## GIVEN TASK:
For each line that holds "headline", copy the line out.

A run of records
■ ■ ■

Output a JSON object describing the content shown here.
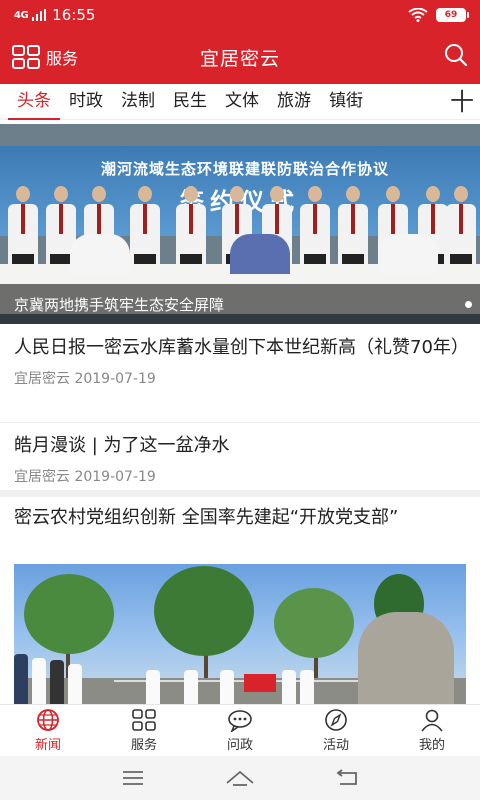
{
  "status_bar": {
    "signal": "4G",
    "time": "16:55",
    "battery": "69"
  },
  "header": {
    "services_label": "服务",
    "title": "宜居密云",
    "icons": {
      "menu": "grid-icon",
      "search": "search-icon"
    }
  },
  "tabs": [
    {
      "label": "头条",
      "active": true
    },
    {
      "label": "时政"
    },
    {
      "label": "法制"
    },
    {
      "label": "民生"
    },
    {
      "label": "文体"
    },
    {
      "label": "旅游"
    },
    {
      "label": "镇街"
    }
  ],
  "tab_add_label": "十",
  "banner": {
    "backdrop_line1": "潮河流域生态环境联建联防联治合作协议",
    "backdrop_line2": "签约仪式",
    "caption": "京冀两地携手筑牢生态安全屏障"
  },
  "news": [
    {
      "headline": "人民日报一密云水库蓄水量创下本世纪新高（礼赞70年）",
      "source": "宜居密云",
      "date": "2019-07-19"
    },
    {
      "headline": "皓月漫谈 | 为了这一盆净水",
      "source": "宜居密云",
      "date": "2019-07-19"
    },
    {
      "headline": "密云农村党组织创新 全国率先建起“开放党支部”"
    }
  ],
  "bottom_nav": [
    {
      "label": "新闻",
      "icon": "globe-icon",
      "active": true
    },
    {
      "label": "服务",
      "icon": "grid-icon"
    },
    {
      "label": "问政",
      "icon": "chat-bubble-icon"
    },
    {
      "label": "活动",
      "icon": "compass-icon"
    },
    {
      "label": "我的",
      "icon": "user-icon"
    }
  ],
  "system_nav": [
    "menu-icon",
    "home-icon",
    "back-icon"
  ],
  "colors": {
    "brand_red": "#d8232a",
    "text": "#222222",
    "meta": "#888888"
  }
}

■ ■ ■

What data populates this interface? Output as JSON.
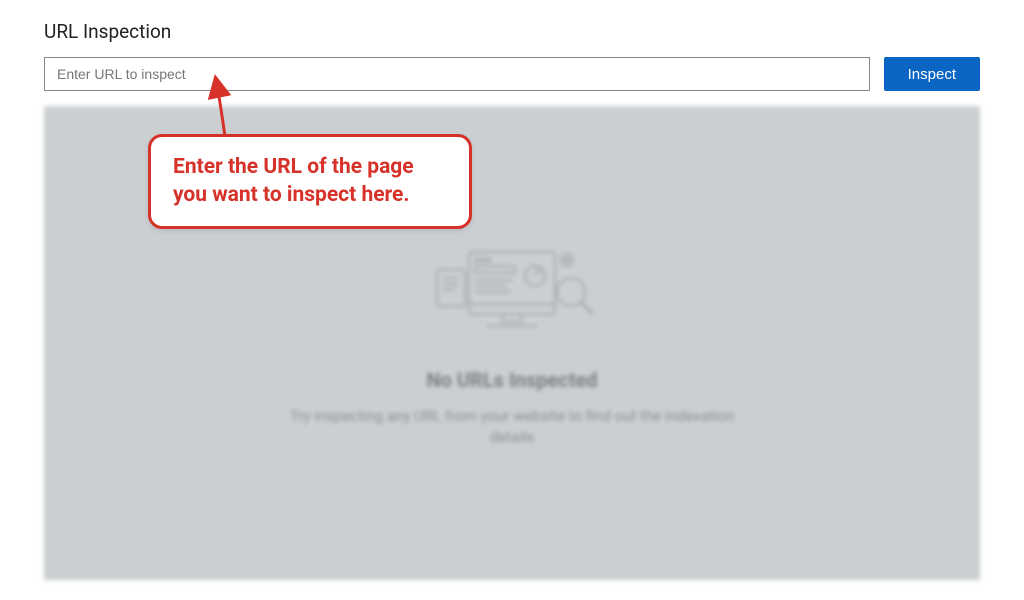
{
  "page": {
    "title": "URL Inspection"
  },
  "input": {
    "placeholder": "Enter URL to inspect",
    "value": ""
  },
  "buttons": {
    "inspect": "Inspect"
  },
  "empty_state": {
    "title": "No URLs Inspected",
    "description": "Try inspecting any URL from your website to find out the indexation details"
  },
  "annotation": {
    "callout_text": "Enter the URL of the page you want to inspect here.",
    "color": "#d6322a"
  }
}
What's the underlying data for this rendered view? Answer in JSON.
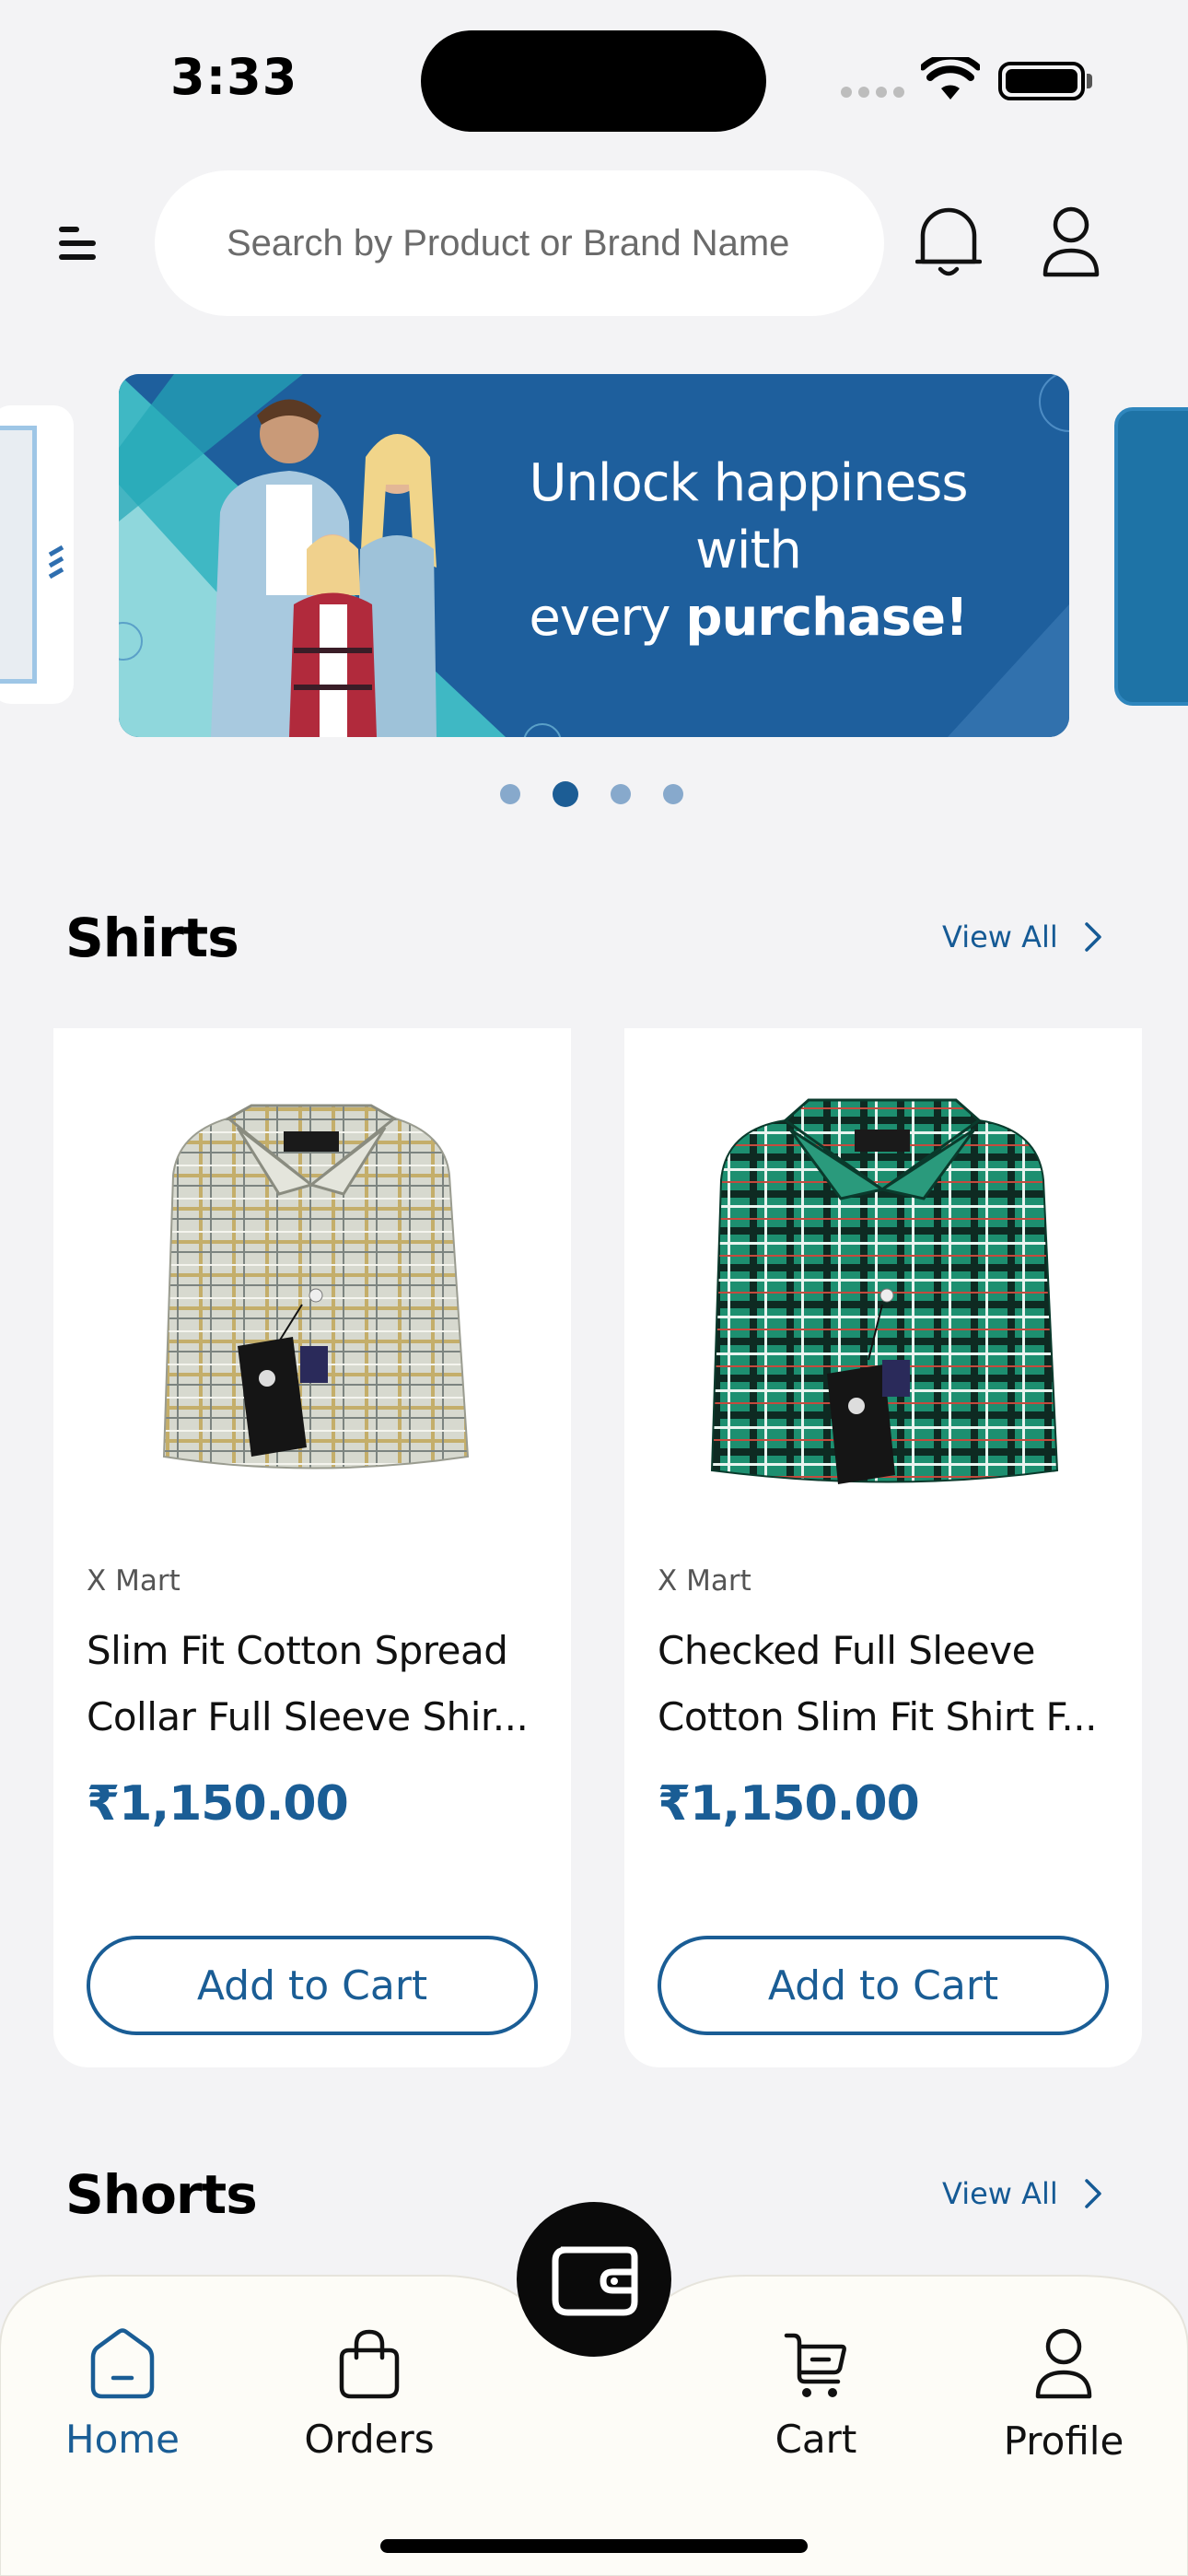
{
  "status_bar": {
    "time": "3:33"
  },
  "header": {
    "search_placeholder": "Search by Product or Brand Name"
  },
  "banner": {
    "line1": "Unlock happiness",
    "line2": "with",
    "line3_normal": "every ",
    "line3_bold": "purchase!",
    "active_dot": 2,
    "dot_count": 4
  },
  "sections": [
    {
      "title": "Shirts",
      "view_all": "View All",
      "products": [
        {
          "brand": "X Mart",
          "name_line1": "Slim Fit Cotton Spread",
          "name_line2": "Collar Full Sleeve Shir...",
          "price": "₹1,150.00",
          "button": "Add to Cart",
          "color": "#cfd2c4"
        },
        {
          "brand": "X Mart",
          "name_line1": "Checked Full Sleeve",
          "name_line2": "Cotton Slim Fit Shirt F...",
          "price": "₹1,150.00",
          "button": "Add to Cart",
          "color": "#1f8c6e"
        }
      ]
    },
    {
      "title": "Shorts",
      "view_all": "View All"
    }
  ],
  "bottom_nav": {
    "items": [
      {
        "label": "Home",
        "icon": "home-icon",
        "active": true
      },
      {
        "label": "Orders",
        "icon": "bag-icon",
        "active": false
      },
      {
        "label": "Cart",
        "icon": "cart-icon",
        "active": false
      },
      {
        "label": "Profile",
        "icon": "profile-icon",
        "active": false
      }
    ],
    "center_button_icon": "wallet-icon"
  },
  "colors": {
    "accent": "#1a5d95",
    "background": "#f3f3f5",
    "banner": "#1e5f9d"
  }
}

■ ■ ■

## EXERCISE RESULT:
      "headline": "人民日报一密云水库蓄水量创下本世纪新高（礼赞70年）",
      "headline": "皓月漫谈 | 为了这一盆净水",
      "headline": "密云农村党组织创新 全国率先建起“开放党支部”"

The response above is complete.